--- START PROVIDED ENTRIES ---

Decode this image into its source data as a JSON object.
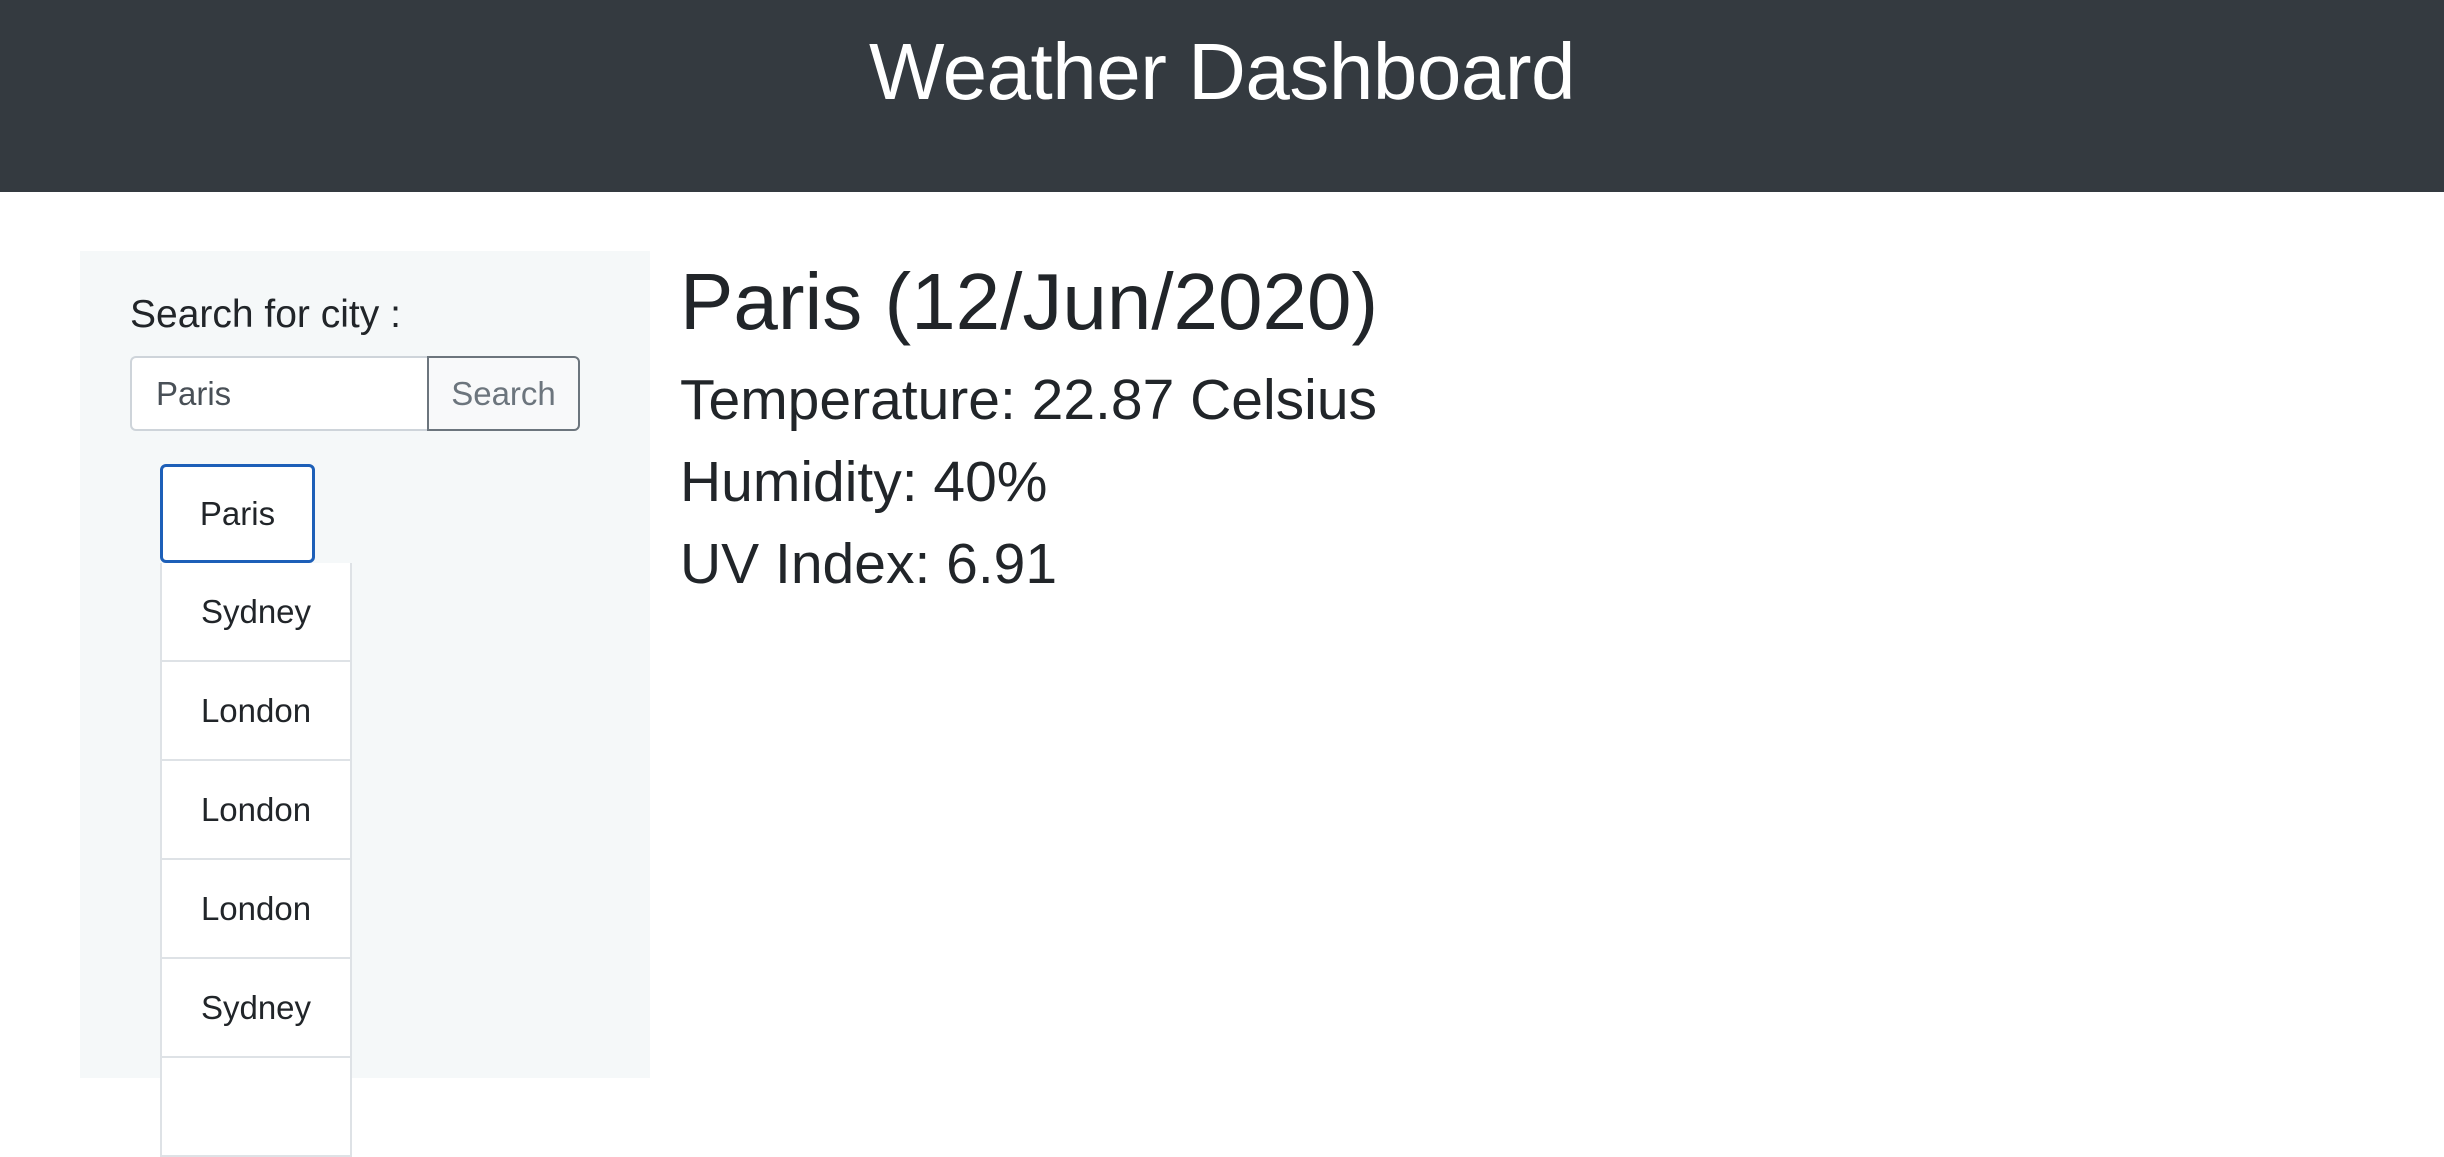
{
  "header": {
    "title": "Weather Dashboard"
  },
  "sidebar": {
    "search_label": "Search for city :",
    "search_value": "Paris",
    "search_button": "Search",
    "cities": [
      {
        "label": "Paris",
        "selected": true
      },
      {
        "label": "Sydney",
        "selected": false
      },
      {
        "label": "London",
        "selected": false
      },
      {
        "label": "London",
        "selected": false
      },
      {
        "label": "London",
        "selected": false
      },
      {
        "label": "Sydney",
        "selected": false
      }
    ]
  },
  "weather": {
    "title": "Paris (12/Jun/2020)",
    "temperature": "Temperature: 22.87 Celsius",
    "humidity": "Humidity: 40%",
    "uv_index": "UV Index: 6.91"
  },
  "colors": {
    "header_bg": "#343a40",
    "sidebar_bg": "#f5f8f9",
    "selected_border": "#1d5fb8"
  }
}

--- END PROVIDED ENTRIES ---

--- WORK TO DO ---
Write out each entry exactly as given, but skip the pictures.

--- FINAL RESULT ---
Decode this image into its source data as a JSON object.
{
  "header": {
    "title": "Weather Dashboard"
  },
  "sidebar": {
    "search_label": "Search for city :",
    "search_value": "Paris",
    "search_button": "Search",
    "cities": [
      {
        "label": "Paris",
        "selected": true
      },
      {
        "label": "Sydney",
        "selected": false
      },
      {
        "label": "London",
        "selected": false
      },
      {
        "label": "London",
        "selected": false
      },
      {
        "label": "London",
        "selected": false
      },
      {
        "label": "Sydney",
        "selected": false
      }
    ]
  },
  "weather": {
    "title": "Paris (12/Jun/2020)",
    "temperature": "Temperature: 22.87 Celsius",
    "humidity": "Humidity: 40%",
    "uv_index": "UV Index: 6.91"
  },
  "colors": {
    "header_bg": "#343a40",
    "sidebar_bg": "#f5f8f9",
    "selected_border": "#1d5fb8"
  }
}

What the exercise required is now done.